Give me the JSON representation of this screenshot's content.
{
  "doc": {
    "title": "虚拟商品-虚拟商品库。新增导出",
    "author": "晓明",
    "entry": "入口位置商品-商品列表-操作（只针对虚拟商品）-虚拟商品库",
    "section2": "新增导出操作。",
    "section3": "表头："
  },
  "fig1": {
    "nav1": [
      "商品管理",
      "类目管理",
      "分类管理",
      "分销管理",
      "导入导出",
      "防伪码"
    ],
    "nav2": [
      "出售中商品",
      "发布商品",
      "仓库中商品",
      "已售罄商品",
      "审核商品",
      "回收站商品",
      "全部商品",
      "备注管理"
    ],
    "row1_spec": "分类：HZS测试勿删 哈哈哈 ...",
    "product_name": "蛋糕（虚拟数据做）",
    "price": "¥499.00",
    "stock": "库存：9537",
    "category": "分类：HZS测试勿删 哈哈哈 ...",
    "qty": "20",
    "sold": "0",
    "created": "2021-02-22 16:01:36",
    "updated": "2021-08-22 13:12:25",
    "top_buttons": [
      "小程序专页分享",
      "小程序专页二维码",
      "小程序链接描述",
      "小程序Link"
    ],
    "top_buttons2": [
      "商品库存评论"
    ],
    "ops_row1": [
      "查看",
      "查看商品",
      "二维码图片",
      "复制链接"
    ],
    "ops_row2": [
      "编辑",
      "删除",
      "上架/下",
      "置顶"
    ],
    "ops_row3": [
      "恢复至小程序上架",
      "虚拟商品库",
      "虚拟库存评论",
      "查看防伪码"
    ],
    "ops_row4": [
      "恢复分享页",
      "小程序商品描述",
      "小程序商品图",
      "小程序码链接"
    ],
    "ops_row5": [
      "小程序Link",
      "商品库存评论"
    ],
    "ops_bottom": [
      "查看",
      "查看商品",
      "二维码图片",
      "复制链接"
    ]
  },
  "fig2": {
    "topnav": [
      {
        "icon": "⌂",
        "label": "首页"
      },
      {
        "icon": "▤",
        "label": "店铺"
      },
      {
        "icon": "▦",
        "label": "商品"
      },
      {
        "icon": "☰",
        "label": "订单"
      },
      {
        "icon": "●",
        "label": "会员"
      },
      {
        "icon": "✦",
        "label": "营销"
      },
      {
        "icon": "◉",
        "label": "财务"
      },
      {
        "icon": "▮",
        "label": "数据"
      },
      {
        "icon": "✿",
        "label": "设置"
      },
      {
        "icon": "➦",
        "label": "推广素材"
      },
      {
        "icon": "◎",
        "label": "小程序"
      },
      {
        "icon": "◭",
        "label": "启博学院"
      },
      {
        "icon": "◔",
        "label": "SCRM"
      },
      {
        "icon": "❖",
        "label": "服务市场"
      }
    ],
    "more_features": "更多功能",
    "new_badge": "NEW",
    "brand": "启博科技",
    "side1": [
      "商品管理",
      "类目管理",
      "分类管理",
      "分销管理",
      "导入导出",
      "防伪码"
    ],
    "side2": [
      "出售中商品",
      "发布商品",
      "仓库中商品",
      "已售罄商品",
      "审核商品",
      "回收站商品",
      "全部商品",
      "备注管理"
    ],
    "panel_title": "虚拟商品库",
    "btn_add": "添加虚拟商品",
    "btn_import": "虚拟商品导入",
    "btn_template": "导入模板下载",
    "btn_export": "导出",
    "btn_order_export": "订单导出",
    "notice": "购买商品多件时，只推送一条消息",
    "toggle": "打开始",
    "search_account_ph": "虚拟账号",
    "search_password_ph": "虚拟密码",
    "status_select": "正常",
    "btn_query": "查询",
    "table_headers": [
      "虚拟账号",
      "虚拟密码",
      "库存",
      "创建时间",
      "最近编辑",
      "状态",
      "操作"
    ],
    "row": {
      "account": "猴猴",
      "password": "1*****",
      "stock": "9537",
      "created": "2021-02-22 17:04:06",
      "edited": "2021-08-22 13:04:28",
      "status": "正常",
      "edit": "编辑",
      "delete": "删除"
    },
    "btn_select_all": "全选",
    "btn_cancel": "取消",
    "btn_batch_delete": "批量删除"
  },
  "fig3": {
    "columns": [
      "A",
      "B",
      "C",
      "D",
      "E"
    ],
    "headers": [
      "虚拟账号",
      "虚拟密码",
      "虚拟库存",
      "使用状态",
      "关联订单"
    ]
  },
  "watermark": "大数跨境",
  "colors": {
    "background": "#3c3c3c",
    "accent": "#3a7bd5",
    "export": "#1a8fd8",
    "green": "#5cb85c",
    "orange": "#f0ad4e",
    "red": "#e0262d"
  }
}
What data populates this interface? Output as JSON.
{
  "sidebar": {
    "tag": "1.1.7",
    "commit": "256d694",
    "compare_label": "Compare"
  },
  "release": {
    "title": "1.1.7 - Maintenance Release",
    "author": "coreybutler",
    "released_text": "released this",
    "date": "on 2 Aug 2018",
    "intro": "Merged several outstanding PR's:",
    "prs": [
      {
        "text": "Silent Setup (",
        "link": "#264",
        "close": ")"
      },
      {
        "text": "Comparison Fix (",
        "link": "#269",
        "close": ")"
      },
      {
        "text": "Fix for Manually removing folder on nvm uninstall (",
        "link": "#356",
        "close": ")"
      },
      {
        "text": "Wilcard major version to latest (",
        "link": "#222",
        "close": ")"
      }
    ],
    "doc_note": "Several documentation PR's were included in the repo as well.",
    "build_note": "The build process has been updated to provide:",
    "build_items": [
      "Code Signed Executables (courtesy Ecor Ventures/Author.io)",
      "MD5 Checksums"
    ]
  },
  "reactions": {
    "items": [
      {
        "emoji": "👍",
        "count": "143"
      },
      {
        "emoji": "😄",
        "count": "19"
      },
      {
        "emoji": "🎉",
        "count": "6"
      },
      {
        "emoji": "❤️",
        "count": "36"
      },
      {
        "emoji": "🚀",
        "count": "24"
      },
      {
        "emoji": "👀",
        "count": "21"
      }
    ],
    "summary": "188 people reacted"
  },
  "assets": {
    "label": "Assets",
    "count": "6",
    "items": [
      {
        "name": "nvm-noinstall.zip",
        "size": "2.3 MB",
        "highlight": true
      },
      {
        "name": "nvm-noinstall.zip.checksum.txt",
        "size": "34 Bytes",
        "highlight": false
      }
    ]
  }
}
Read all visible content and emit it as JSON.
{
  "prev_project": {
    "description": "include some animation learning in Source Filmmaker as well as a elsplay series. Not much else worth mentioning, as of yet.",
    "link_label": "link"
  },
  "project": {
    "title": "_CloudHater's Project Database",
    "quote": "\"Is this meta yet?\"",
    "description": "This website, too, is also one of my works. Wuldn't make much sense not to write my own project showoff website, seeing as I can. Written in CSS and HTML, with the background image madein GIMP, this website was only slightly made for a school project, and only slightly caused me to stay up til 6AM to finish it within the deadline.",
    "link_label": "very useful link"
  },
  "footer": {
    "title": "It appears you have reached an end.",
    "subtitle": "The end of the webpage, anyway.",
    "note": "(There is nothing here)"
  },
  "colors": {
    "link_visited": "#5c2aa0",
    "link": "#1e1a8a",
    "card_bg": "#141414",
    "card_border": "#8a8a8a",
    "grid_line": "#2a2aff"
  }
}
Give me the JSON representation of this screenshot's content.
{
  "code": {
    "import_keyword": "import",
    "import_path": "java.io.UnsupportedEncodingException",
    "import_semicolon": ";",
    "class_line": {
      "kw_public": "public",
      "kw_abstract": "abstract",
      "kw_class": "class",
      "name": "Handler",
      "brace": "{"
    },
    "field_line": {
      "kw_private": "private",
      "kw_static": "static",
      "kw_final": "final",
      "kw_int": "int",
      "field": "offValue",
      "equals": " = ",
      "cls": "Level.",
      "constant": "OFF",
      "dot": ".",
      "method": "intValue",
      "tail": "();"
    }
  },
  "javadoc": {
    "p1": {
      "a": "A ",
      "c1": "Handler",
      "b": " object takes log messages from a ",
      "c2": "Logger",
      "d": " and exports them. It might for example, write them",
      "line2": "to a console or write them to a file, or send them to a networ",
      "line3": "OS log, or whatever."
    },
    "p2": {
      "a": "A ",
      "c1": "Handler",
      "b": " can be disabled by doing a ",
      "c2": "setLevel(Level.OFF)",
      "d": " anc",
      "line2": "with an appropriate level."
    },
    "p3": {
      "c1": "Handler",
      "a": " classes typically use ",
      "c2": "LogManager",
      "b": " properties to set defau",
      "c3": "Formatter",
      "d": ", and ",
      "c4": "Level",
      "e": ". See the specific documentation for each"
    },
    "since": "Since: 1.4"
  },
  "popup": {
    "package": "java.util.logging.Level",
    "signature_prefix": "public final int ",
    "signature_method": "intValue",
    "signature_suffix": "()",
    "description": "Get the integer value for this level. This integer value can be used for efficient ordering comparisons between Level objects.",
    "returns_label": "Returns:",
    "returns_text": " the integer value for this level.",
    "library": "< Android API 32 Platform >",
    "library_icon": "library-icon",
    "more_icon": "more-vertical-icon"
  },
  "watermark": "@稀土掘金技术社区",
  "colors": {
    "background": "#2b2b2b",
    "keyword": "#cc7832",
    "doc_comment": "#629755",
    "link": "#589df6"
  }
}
_ _ _ _
Task to carry out
Find the lines above that include the string "JSON" and copy them.

Response below
Give me the JSON representation of this screenshot's content.
What data populates this interface? Output as JSON.
Read all visible content and emit it as JSON.
Give me the JSON representation of this screenshot's content.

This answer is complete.